> **Goal**: Take every line that has the string "sehr" and copy it out.

begin Excerpted data

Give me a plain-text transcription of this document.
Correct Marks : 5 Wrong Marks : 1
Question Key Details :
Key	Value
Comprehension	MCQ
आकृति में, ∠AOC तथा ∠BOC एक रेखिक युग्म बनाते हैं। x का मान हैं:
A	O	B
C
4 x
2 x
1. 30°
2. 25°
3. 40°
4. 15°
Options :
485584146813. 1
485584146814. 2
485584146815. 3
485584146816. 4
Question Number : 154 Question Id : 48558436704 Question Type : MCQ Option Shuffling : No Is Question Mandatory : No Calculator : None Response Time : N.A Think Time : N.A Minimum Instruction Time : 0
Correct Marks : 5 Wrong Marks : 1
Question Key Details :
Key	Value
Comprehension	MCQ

end Excerpted data
begin Excerpted data

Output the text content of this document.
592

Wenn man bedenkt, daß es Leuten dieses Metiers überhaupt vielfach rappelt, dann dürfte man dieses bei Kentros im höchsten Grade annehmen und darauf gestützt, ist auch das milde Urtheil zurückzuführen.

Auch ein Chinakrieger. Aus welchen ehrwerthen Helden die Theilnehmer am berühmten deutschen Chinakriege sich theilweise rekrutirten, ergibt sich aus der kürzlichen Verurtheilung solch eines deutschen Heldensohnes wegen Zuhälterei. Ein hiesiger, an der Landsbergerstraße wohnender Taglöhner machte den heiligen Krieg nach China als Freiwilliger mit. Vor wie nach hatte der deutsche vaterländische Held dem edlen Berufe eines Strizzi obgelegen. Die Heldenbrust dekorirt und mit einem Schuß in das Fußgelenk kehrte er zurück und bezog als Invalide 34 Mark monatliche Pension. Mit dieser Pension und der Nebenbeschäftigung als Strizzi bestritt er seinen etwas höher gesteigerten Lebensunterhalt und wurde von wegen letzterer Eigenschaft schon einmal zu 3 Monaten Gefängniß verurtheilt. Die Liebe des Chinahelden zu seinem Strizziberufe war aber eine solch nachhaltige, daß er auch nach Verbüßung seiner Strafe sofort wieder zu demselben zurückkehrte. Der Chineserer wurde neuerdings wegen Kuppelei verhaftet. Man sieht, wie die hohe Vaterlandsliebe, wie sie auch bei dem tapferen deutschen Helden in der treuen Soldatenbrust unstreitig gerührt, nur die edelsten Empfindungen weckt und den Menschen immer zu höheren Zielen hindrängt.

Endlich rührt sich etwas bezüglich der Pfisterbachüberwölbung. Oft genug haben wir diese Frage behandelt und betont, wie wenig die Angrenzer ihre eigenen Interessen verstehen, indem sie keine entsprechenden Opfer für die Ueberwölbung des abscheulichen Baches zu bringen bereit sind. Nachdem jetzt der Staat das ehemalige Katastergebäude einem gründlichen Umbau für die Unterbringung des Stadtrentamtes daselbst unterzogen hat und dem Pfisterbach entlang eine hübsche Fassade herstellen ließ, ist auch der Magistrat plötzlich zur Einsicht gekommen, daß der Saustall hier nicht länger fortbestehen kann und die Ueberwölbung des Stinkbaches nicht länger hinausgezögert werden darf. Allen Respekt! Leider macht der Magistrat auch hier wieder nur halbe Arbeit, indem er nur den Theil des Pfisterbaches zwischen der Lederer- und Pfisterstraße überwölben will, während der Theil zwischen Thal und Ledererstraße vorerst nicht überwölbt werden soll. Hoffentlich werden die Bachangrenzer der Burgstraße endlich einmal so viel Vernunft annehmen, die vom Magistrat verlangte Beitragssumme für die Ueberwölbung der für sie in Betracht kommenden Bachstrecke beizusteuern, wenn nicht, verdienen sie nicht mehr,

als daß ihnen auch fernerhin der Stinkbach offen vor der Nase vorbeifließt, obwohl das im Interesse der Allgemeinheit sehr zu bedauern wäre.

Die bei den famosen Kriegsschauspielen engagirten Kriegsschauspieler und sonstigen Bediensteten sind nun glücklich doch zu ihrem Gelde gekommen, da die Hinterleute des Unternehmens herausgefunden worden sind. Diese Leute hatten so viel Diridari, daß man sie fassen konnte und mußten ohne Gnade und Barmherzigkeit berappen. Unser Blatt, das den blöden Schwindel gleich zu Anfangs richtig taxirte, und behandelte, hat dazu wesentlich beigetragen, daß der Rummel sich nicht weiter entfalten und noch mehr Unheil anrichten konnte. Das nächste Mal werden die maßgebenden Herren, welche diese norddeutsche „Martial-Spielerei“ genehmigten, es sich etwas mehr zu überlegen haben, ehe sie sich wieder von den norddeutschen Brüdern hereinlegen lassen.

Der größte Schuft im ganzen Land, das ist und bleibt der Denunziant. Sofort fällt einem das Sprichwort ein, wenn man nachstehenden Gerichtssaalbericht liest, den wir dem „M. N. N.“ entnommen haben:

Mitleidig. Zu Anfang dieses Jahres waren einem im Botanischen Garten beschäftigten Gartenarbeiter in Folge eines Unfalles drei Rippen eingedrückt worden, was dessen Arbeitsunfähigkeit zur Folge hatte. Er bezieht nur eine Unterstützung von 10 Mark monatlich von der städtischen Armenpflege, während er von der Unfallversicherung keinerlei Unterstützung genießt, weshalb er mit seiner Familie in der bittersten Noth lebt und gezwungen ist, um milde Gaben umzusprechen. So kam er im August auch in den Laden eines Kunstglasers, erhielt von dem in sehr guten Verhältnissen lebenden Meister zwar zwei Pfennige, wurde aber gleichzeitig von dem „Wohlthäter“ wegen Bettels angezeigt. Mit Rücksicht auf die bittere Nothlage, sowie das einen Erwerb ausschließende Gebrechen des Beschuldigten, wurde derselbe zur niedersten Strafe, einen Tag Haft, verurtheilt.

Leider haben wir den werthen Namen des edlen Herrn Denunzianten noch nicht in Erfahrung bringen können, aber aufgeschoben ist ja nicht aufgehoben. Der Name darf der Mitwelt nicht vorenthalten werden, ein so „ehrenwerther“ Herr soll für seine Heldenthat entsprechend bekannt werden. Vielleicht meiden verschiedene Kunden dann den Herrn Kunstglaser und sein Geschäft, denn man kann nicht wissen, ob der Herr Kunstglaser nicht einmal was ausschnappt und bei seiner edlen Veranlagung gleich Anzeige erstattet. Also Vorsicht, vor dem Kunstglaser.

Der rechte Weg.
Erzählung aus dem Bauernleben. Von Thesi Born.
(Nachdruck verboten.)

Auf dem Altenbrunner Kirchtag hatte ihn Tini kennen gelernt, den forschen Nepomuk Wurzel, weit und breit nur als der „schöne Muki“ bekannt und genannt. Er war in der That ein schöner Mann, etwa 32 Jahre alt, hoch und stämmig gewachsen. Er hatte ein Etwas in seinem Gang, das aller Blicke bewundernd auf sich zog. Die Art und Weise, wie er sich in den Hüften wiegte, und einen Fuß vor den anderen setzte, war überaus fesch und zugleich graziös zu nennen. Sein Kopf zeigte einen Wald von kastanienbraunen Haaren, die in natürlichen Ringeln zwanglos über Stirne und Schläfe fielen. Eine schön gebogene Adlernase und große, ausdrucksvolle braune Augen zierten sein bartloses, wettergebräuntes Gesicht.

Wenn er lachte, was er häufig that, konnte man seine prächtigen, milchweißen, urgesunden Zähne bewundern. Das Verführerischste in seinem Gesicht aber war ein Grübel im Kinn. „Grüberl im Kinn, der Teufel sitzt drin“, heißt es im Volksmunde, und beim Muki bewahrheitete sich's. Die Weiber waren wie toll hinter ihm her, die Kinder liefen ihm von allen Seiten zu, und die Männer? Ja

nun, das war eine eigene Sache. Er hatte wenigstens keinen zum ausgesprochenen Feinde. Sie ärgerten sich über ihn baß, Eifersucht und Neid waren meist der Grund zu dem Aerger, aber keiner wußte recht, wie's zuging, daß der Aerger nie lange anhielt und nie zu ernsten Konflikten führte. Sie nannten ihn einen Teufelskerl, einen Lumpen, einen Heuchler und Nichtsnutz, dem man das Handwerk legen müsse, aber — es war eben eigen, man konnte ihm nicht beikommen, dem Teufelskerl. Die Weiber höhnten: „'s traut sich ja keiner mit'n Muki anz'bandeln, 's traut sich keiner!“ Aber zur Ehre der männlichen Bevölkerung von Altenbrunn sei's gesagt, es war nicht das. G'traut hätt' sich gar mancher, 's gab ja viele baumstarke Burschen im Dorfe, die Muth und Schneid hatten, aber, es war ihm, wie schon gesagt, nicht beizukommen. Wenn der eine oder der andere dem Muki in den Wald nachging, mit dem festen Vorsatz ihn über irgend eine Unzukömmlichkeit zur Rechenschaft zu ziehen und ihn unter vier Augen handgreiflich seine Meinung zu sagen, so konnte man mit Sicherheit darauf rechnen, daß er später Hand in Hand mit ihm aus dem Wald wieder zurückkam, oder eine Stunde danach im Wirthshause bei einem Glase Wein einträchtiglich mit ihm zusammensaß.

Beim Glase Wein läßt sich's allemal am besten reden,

end Excerpted data
begin Excerpted data

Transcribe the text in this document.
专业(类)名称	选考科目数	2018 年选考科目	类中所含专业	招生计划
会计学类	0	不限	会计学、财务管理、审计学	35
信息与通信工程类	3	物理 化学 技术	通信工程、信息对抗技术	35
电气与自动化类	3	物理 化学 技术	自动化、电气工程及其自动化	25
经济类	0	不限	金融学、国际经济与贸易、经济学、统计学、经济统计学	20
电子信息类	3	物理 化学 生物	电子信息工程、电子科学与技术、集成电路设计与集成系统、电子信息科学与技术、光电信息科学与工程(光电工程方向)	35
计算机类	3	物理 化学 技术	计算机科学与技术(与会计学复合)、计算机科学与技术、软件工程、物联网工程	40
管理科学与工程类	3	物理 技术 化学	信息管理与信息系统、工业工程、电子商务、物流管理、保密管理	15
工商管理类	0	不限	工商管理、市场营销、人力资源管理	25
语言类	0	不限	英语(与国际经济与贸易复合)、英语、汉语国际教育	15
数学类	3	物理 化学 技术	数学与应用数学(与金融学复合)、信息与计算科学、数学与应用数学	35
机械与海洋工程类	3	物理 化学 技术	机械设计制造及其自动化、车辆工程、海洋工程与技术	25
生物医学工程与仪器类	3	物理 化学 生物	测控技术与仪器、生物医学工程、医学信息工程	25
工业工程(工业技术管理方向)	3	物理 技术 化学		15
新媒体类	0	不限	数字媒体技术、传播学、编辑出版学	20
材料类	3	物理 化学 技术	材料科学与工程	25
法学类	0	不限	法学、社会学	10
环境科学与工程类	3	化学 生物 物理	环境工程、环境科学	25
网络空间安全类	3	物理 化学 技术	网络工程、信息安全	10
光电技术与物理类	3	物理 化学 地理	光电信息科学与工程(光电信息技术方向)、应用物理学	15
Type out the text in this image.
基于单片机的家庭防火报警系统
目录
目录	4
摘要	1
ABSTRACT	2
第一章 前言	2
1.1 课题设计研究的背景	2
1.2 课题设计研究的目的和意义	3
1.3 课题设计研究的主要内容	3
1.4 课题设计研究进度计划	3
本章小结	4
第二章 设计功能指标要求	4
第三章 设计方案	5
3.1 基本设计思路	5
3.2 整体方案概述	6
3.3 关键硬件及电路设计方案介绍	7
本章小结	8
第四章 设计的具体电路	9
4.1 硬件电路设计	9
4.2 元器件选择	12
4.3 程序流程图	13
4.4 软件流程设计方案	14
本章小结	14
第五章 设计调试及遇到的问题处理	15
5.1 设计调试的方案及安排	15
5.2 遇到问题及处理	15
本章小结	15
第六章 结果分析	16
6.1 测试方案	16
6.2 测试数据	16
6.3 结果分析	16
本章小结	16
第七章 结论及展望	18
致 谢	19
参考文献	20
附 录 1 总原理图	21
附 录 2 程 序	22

end Excerpted data

> **Task solution**:
als daß ihnen auch fernerhin der Stinkbach offen vor der Nase vorbeifließt, obwohl das im Interesse der Allgemeinheit sehr zu bedauern wäre.
Mitleidig. Zu Anfang dieses Jahres waren einem im Botanischen Garten beschäftigten Gartenarbeiter in Folge eines Unfalles drei Rippen eingedrückt worden, was dessen Arbeitsunfähigkeit zur Folge hatte. Er bezieht nur eine Unterstützung von 10 Mark monatlich von der städtischen Armenpflege, während er von der Unfallversicherung keinerlei Unterstützung genießt, weshalb er mit seiner Familie in der bittersten Noth lebt und gezwungen ist, um milde Gaben umzusprechen. So kam er im August auch in den Laden eines Kunstglasers, erhielt von dem in sehr guten Verhältnissen lebenden Meister zwar zwei Pfennige, wurde aber gleichzeitig von dem „Wohlthäter“ wegen Bettels angezeigt. Mit Rücksicht auf die bittere Nothlage, sowie das einen Erwerb ausschließende Gebrechen des Beschuldigten, wurde derselbe zur niedersten Strafe, einen Tag Haft, verurtheilt.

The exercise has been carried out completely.